Find and copy each line of the records where the string "content" shows up.

++++ Given data

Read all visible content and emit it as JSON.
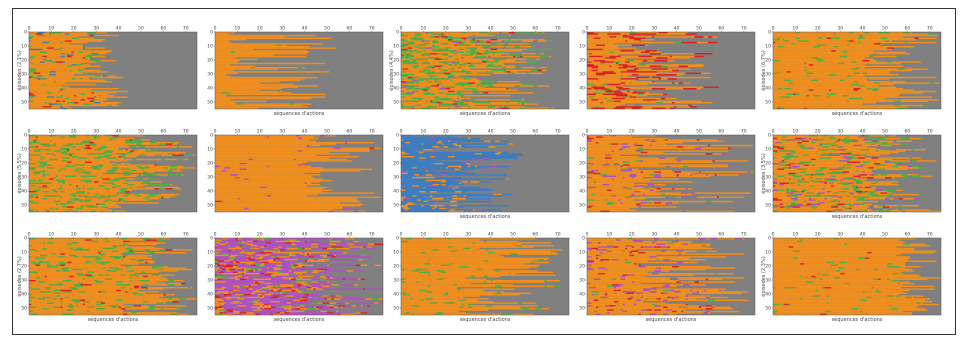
{
  "colors": {
    "background": "#808080",
    "orange": "#f28e1c",
    "green": "#4fae44",
    "red": "#e02020",
    "blue": "#3b7dc0",
    "purple": "#b050c0"
  },
  "x_ticks": [
    "0",
    "10",
    "20",
    "30",
    "40",
    "50",
    "60",
    "70"
  ],
  "y_ticks": [
    "0",
    "10",
    "20",
    "30",
    "40",
    "50"
  ],
  "chart_data": [
    {
      "type": "heatmap",
      "xlabel": "",
      "ylabel": "épisodes (2.1%)",
      "xlim": [
        0,
        75
      ],
      "ylim": [
        0,
        55
      ],
      "palette": [
        "orange",
        "green",
        "red",
        "blue"
      ],
      "weights": [
        0.78,
        0.12,
        0.05,
        0.05
      ],
      "min_len": 15,
      "max_len": 45
    },
    {
      "type": "heatmap",
      "xlabel": "séquences d'actions",
      "ylabel": "",
      "xlim": [
        0,
        75
      ],
      "ylim": [
        0,
        55
      ],
      "palette": [
        "orange",
        "green"
      ],
      "weights": [
        0.98,
        0.02
      ],
      "min_len": 5,
      "max_len": 55
    },
    {
      "type": "heatmap",
      "xlabel": "séquences d'actions",
      "ylabel": "épisodes (4.4%)",
      "xlim": [
        0,
        75
      ],
      "ylim": [
        0,
        55
      ],
      "palette": [
        "orange",
        "green",
        "red",
        "purple"
      ],
      "weights": [
        0.5,
        0.44,
        0.03,
        0.03
      ],
      "min_len": 25,
      "max_len": 70
    },
    {
      "type": "heatmap",
      "xlabel": "",
      "ylabel": "",
      "xlim": [
        0,
        75
      ],
      "ylim": [
        0,
        55
      ],
      "palette": [
        "red",
        "orange",
        "green"
      ],
      "weights": [
        0.15,
        0.8,
        0.05
      ],
      "min_len": 10,
      "max_len": 60
    },
    {
      "type": "heatmap",
      "xlabel": "séquences d'actions",
      "ylabel": "épisodes (6.7%)",
      "xlim": [
        0,
        75
      ],
      "ylim": [
        0,
        55
      ],
      "palette": [
        "orange",
        "green",
        "red"
      ],
      "weights": [
        0.88,
        0.1,
        0.02
      ],
      "min_len": 40,
      "max_len": 75
    },
    {
      "type": "heatmap",
      "xlabel": "",
      "ylabel": "épisodes (5.5%)",
      "xlim": [
        0,
        75
      ],
      "ylim": [
        0,
        55
      ],
      "palette": [
        "orange",
        "green",
        "red"
      ],
      "weights": [
        0.6,
        0.37,
        0.03
      ],
      "min_len": 35,
      "max_len": 75
    },
    {
      "type": "heatmap",
      "xlabel": "",
      "ylabel": "",
      "xlim": [
        0,
        75
      ],
      "ylim": [
        0,
        55
      ],
      "palette": [
        "orange",
        "purple",
        "red"
      ],
      "weights": [
        0.96,
        0.03,
        0.01
      ],
      "min_len": 40,
      "max_len": 75
    },
    {
      "type": "heatmap",
      "xlabel": "séquences d'actions",
      "ylabel": "",
      "xlim": [
        0,
        75
      ],
      "ylim": [
        0,
        55
      ],
      "palette": [
        "blue",
        "orange",
        "purple"
      ],
      "weights": [
        0.75,
        0.2,
        0.05
      ],
      "min_len": 5,
      "max_len": 55
    },
    {
      "type": "heatmap",
      "xlabel": "",
      "ylabel": "",
      "xlim": [
        0,
        75
      ],
      "ylim": [
        0,
        55
      ],
      "palette": [
        "orange",
        "purple",
        "red",
        "green"
      ],
      "weights": [
        0.8,
        0.1,
        0.05,
        0.05
      ],
      "min_len": 15,
      "max_len": 75
    },
    {
      "type": "heatmap",
      "xlabel": "séquences d'actions",
      "ylabel": "épisodes (3.5%)",
      "xlim": [
        0,
        75
      ],
      "ylim": [
        0,
        55
      ],
      "palette": [
        "orange",
        "green",
        "purple",
        "red"
      ],
      "weights": [
        0.55,
        0.3,
        0.1,
        0.05
      ],
      "min_len": 40,
      "max_len": 75
    },
    {
      "type": "heatmap",
      "xlabel": "séquences d'actions",
      "ylabel": "épisodes (2.7%)",
      "xlim": [
        0,
        75
      ],
      "ylim": [
        0,
        55
      ],
      "palette": [
        "orange",
        "green",
        "red"
      ],
      "weights": [
        0.75,
        0.22,
        0.03
      ],
      "min_len": 40,
      "max_len": 75
    },
    {
      "type": "heatmap",
      "xlabel": "séquences d'actions",
      "ylabel": "",
      "xlim": [
        0,
        75
      ],
      "ylim": [
        0,
        55
      ],
      "palette": [
        "purple",
        "orange",
        "green",
        "red"
      ],
      "weights": [
        0.45,
        0.35,
        0.1,
        0.1
      ],
      "min_len": 30,
      "max_len": 75
    },
    {
      "type": "heatmap",
      "xlabel": "séquences d'actions",
      "ylabel": "",
      "xlim": [
        0,
        75
      ],
      "ylim": [
        0,
        55
      ],
      "palette": [
        "orange",
        "green"
      ],
      "weights": [
        0.9,
        0.1
      ],
      "min_len": 25,
      "max_len": 75
    },
    {
      "type": "heatmap",
      "xlabel": "séquences d'actions",
      "ylabel": "",
      "xlim": [
        0,
        75
      ],
      "ylim": [
        0,
        55
      ],
      "palette": [
        "orange",
        "purple",
        "red",
        "green"
      ],
      "weights": [
        0.8,
        0.12,
        0.05,
        0.03
      ],
      "min_len": 20,
      "max_len": 75
    },
    {
      "type": "heatmap",
      "xlabel": "séquences d'actions",
      "ylabel": "épisodes (2.3%)",
      "xlim": [
        0,
        75
      ],
      "ylim": [
        0,
        55
      ],
      "palette": [
        "orange",
        "green",
        "red"
      ],
      "weights": [
        0.94,
        0.05,
        0.01
      ],
      "min_len": 55,
      "max_len": 75
    }
  ]
}
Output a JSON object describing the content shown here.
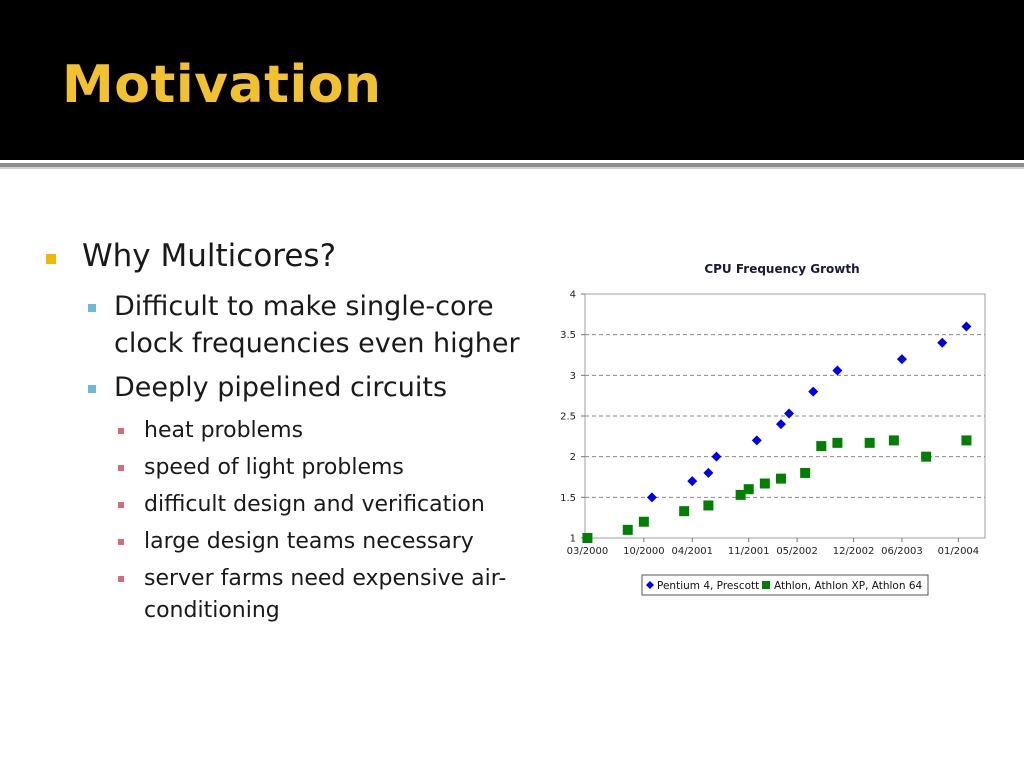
{
  "slide": {
    "title": "Motivation",
    "bullet_main": "Why Multicores?",
    "sub_bullets": [
      {
        "lines": [
          "Difficult to make single-core",
          "clock frequencies even higher"
        ]
      },
      {
        "lines": [
          "Deeply pipelined circuits"
        ]
      }
    ],
    "sub_sub_bullets": [
      {
        "lines": [
          "heat problems"
        ]
      },
      {
        "lines": [
          "speed of light problems"
        ]
      },
      {
        "lines": [
          "difficult design and verification"
        ]
      },
      {
        "lines": [
          "large design teams necessary"
        ]
      },
      {
        "lines": [
          "server farms need expensive air-",
          "conditioning"
        ]
      }
    ],
    "colors": {
      "title_bg": "#000000",
      "title_text": "#f2c12e",
      "bullet_l1": "#f2b700",
      "bullet_l2": "#6fb9d6",
      "bullet_l3": "#d96a7a"
    }
  },
  "chart_data": {
    "type": "scatter",
    "title": "CPU Frequency Growth",
    "xlabel": "",
    "ylabel": "",
    "x_tick_labels": [
      "03/2000",
      "10/2000",
      "04/2001",
      "11/2001",
      "05/2002",
      "12/2002",
      "06/2003",
      "01/2004"
    ],
    "ylim": [
      1,
      4
    ],
    "y_ticks": [
      1,
      1.5,
      2,
      2.5,
      3,
      3.5,
      4
    ],
    "y_tick_labels": [
      "1",
      "1.5",
      "2",
      "2.5",
      "3",
      "3.5",
      "4"
    ],
    "grid": "horizontal dashed",
    "legend": "bottom",
    "series": [
      {
        "name": "Pentium 4, Prescott",
        "marker": "diamond",
        "color": "#0000ee",
        "points": [
          [
            "2000-11",
            1.5
          ],
          [
            "2001-04",
            1.7
          ],
          [
            "2001-06",
            1.8
          ],
          [
            "2001-07",
            2.0
          ],
          [
            "2001-12",
            2.2
          ],
          [
            "2002-03",
            2.4
          ],
          [
            "2002-04",
            2.53
          ],
          [
            "2002-07",
            2.8
          ],
          [
            "2002-10",
            3.06
          ],
          [
            "2003-06",
            3.2
          ],
          [
            "2003-11",
            3.4
          ],
          [
            "2004-02",
            3.6
          ]
        ]
      },
      {
        "name": "Athlon, Athlon XP, Athlon 64",
        "marker": "square",
        "color": "#008000",
        "points": [
          [
            "2000-03",
            1.0
          ],
          [
            "2000-08",
            1.1
          ],
          [
            "2000-10",
            1.2
          ],
          [
            "2001-03",
            1.33
          ],
          [
            "2001-06",
            1.4
          ],
          [
            "2001-10",
            1.53
          ],
          [
            "2001-11",
            1.6
          ],
          [
            "2002-01",
            1.67
          ],
          [
            "2002-03",
            1.73
          ],
          [
            "2002-06",
            1.8
          ],
          [
            "2002-08",
            2.13
          ],
          [
            "2002-10",
            2.17
          ],
          [
            "2003-02",
            2.17
          ],
          [
            "2003-05",
            2.2
          ],
          [
            "2003-09",
            2.0
          ],
          [
            "2004-02",
            2.2
          ]
        ]
      }
    ]
  }
}
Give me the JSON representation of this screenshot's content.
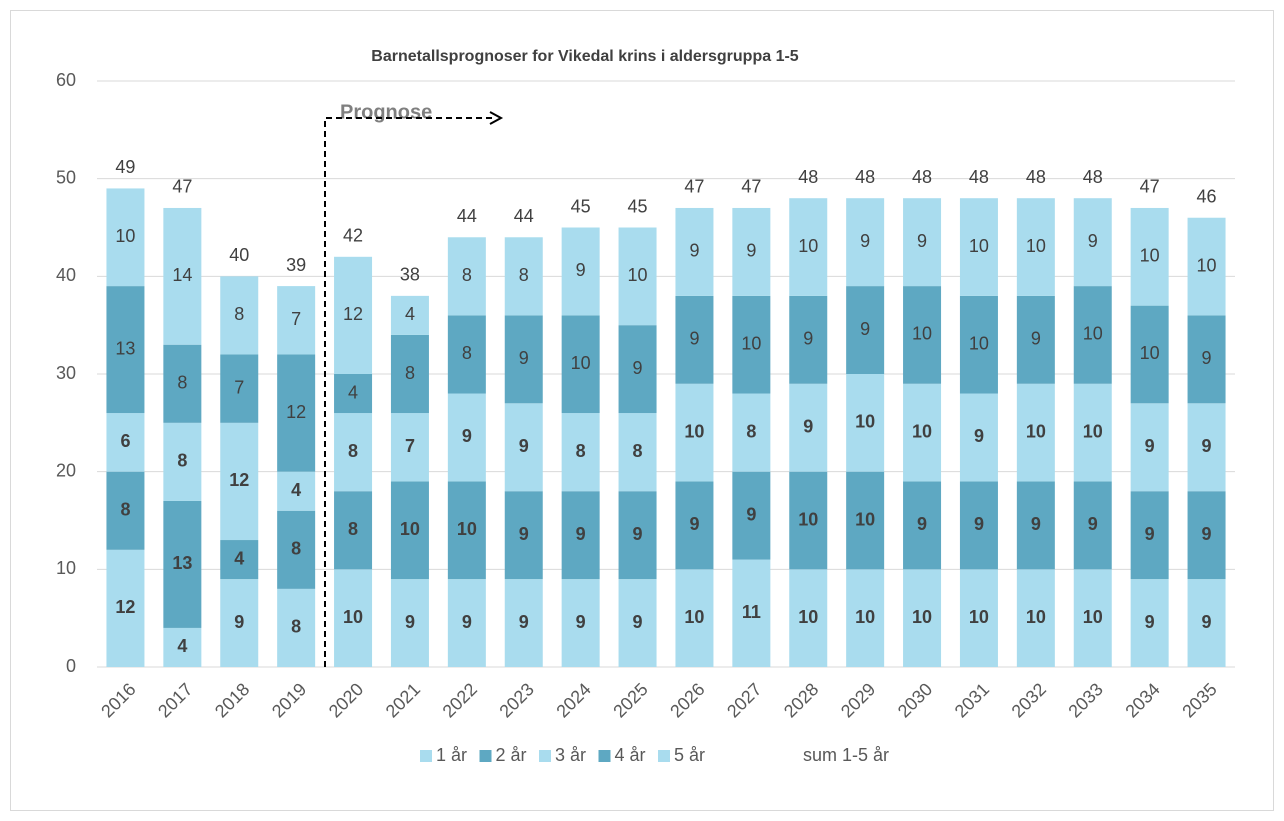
{
  "chart_data": {
    "type": "stacked_bar",
    "title": "Barnetallsprognoser for Vikedal krins i aldersgruppa 1-5",
    "annotation": "Prognose",
    "categories": [
      "2016",
      "2017",
      "2018",
      "2019",
      "2020",
      "2021",
      "2022",
      "2023",
      "2024",
      "2025",
      "2026",
      "2027",
      "2028",
      "2029",
      "2030",
      "2031",
      "2032",
      "2033",
      "2034",
      "2035"
    ],
    "series": [
      {
        "name": "1 år",
        "color": "#a9dcee",
        "bold": true,
        "values": [
          12,
          4,
          9,
          8,
          10,
          9,
          9,
          9,
          9,
          9,
          10,
          11,
          10,
          10,
          10,
          10,
          10,
          10,
          9,
          9
        ]
      },
      {
        "name": "2 år",
        "color": "#5ea8c2",
        "bold": true,
        "values": [
          8,
          13,
          4,
          8,
          8,
          10,
          10,
          9,
          9,
          9,
          9,
          9,
          10,
          10,
          9,
          9,
          9,
          9,
          9,
          9
        ]
      },
      {
        "name": "3 år",
        "color": "#a9dcee",
        "bold": true,
        "values": [
          6,
          8,
          12,
          4,
          8,
          7,
          9,
          9,
          8,
          8,
          10,
          8,
          9,
          10,
          10,
          9,
          10,
          10,
          9,
          9
        ]
      },
      {
        "name": "4 år",
        "color": "#5ea8c2",
        "bold": false,
        "values": [
          13,
          8,
          7,
          12,
          4,
          8,
          8,
          9,
          10,
          9,
          9,
          10,
          9,
          9,
          10,
          10,
          9,
          10,
          10,
          9
        ]
      },
      {
        "name": "5 år",
        "color": "#a9dcee",
        "bold": false,
        "values": [
          10,
          14,
          8,
          7,
          12,
          4,
          8,
          8,
          9,
          10,
          9,
          9,
          10,
          9,
          9,
          10,
          10,
          9,
          10,
          10
        ]
      },
      {
        "name": "sum 1-5 år",
        "type": "label",
        "values": [
          49,
          47,
          40,
          39,
          42,
          38,
          44,
          44,
          45,
          45,
          47,
          47,
          48,
          48,
          48,
          48,
          48,
          48,
          47,
          46
        ]
      }
    ],
    "ylim": [
      0,
      60
    ],
    "yticks": [
      0,
      10,
      20,
      30,
      40,
      50,
      60
    ],
    "grid": true,
    "legend": "bottom"
  }
}
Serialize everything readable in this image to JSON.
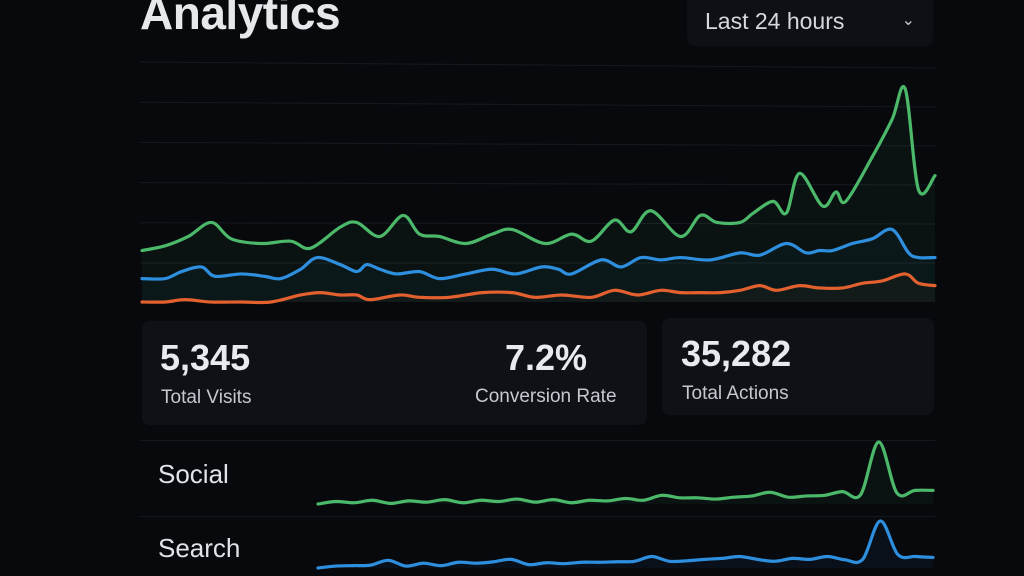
{
  "header": {
    "title": "Analytics",
    "range_select": {
      "value": "Last 24 hours",
      "icon": "chevron-down-icon"
    }
  },
  "stats": [
    {
      "value": "5,345",
      "label": "Total Visits"
    },
    {
      "value": "7.2%",
      "label": "Conversion Rate"
    },
    {
      "value": "35,282",
      "label": "Total Actions"
    }
  ],
  "rows": [
    {
      "label": "Social"
    },
    {
      "label": "Search"
    }
  ],
  "colors": {
    "green": "#4cb86a",
    "blue": "#2f8fdf",
    "orange": "#e3602f",
    "background": "#07090d",
    "card": "#0e1116"
  },
  "chart_data": [
    {
      "type": "line",
      "title": "",
      "xlabel": "",
      "ylabel": "",
      "xlim": [
        0,
        24
      ],
      "ylim": [
        0,
        100
      ],
      "grid": true,
      "series": [
        {
          "name": "green",
          "color": "#4cb86a",
          "x": [
            0,
            0.7,
            1.4,
            2.1,
            2.7,
            3.6,
            4.5,
            5.1,
            6.0,
            6.5,
            7.2,
            7.9,
            8.4,
            9.0,
            9.8,
            10.6,
            11.2,
            12.2,
            13.0,
            13.6,
            14.3,
            14.8,
            15.4,
            16.3,
            16.9,
            17.4,
            18.1,
            18.5,
            19.1,
            19.5,
            19.9,
            20.6,
            21.0,
            21.3,
            22.1,
            22.7,
            23.1,
            23.5,
            24
          ],
          "y": [
            22,
            24,
            28,
            34,
            27,
            25,
            26,
            23,
            32,
            34,
            28,
            37,
            29,
            28,
            25,
            29,
            31,
            25,
            29,
            26,
            35,
            30,
            39,
            28,
            37,
            34,
            34,
            38,
            43,
            38,
            55,
            41,
            47,
            43,
            62,
            78,
            91,
            48,
            54
          ]
        },
        {
          "name": "blue",
          "color": "#2f8fdf",
          "x": [
            0,
            0.7,
            1.2,
            1.8,
            2.2,
            3.0,
            3.7,
            4.2,
            4.8,
            5.3,
            6.0,
            6.5,
            6.8,
            7.2,
            7.7,
            8.4,
            9.0,
            9.8,
            10.6,
            11.3,
            12.1,
            12.6,
            13.0,
            13.9,
            14.5,
            15.1,
            15.7,
            16.3,
            17.2,
            18.1,
            18.7,
            19.5,
            20.1,
            20.5,
            20.9,
            21.5,
            22.1,
            22.7,
            23.2,
            23.5,
            24
          ],
          "y": [
            10,
            10,
            13,
            15,
            11,
            12,
            11,
            10,
            14,
            19,
            16,
            13,
            16,
            14,
            12,
            13,
            10,
            12,
            14,
            12,
            15,
            14,
            12,
            18,
            15,
            19,
            18,
            19,
            18,
            21,
            20,
            25,
            21,
            22,
            22,
            25,
            27,
            31,
            21,
            19,
            19
          ]
        },
        {
          "name": "orange",
          "color": "#e3602f",
          "x": [
            0,
            0.7,
            1.3,
            2.1,
            3.0,
            3.9,
            4.8,
            5.4,
            6.0,
            6.5,
            6.9,
            7.8,
            8.4,
            9.3,
            10.3,
            11.2,
            11.9,
            12.7,
            13.6,
            14.3,
            15.0,
            15.7,
            16.3,
            16.9,
            17.5,
            18.1,
            18.7,
            19.2,
            19.9,
            20.5,
            21.2,
            21.8,
            22.4,
            23.1,
            23.5,
            24
          ],
          "y": [
            0,
            0,
            1,
            0,
            0,
            0,
            3,
            4,
            3,
            3,
            1,
            3,
            2,
            2,
            4,
            4,
            2,
            3,
            2,
            5,
            3,
            5,
            4,
            4,
            4,
            5,
            7,
            5,
            7,
            6,
            6,
            8,
            9,
            12,
            8,
            7
          ]
        }
      ]
    },
    {
      "type": "line",
      "title": "Social",
      "ylim": [
        0,
        100
      ],
      "series": [
        {
          "name": "Social",
          "color": "#4cb86a",
          "y": [
            0,
            4,
            2,
            6,
            1,
            5,
            3,
            7,
            2,
            6,
            4,
            8,
            3,
            7,
            2,
            6,
            5,
            9,
            6,
            14,
            10,
            10,
            8,
            11,
            13,
            19,
            11,
            13,
            14,
            20,
            15,
            100,
            18,
            22,
            22
          ]
        }
      ]
    },
    {
      "type": "line",
      "title": "Search",
      "ylim": [
        0,
        100
      ],
      "series": [
        {
          "name": "Search",
          "color": "#2f8fdf",
          "y": [
            0,
            4,
            5,
            6,
            16,
            4,
            10,
            5,
            12,
            10,
            13,
            18,
            7,
            11,
            9,
            12,
            12,
            13,
            14,
            24,
            14,
            15,
            18,
            20,
            24,
            18,
            14,
            20,
            18,
            24,
            17,
            18,
            98,
            28,
            24,
            22
          ]
        }
      ]
    }
  ]
}
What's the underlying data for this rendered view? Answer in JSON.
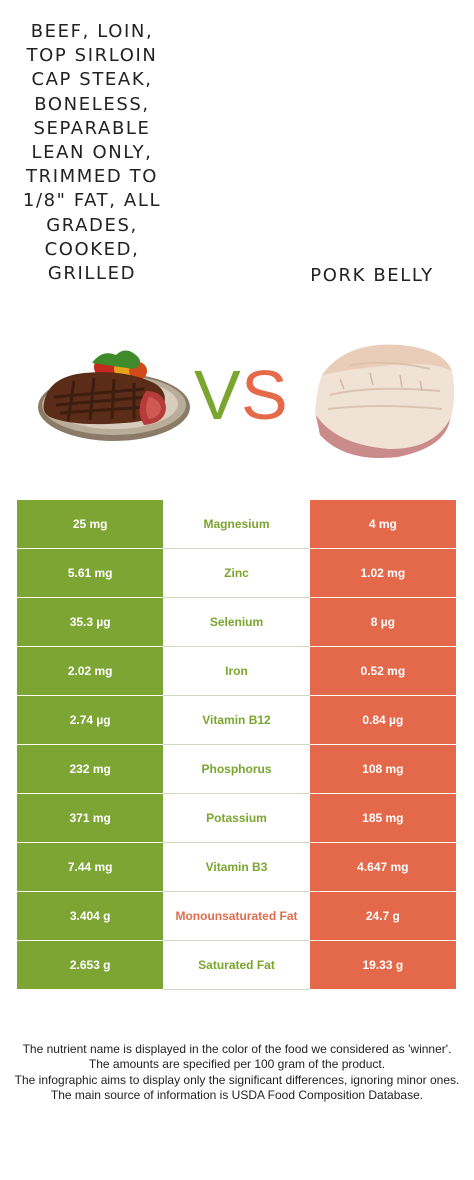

++++++++

> **Solved problem**
Read all visible content and emit it as JSON.
Output a JSON object describing the content shown here.
Give me the JSON representation of this screenshot's content.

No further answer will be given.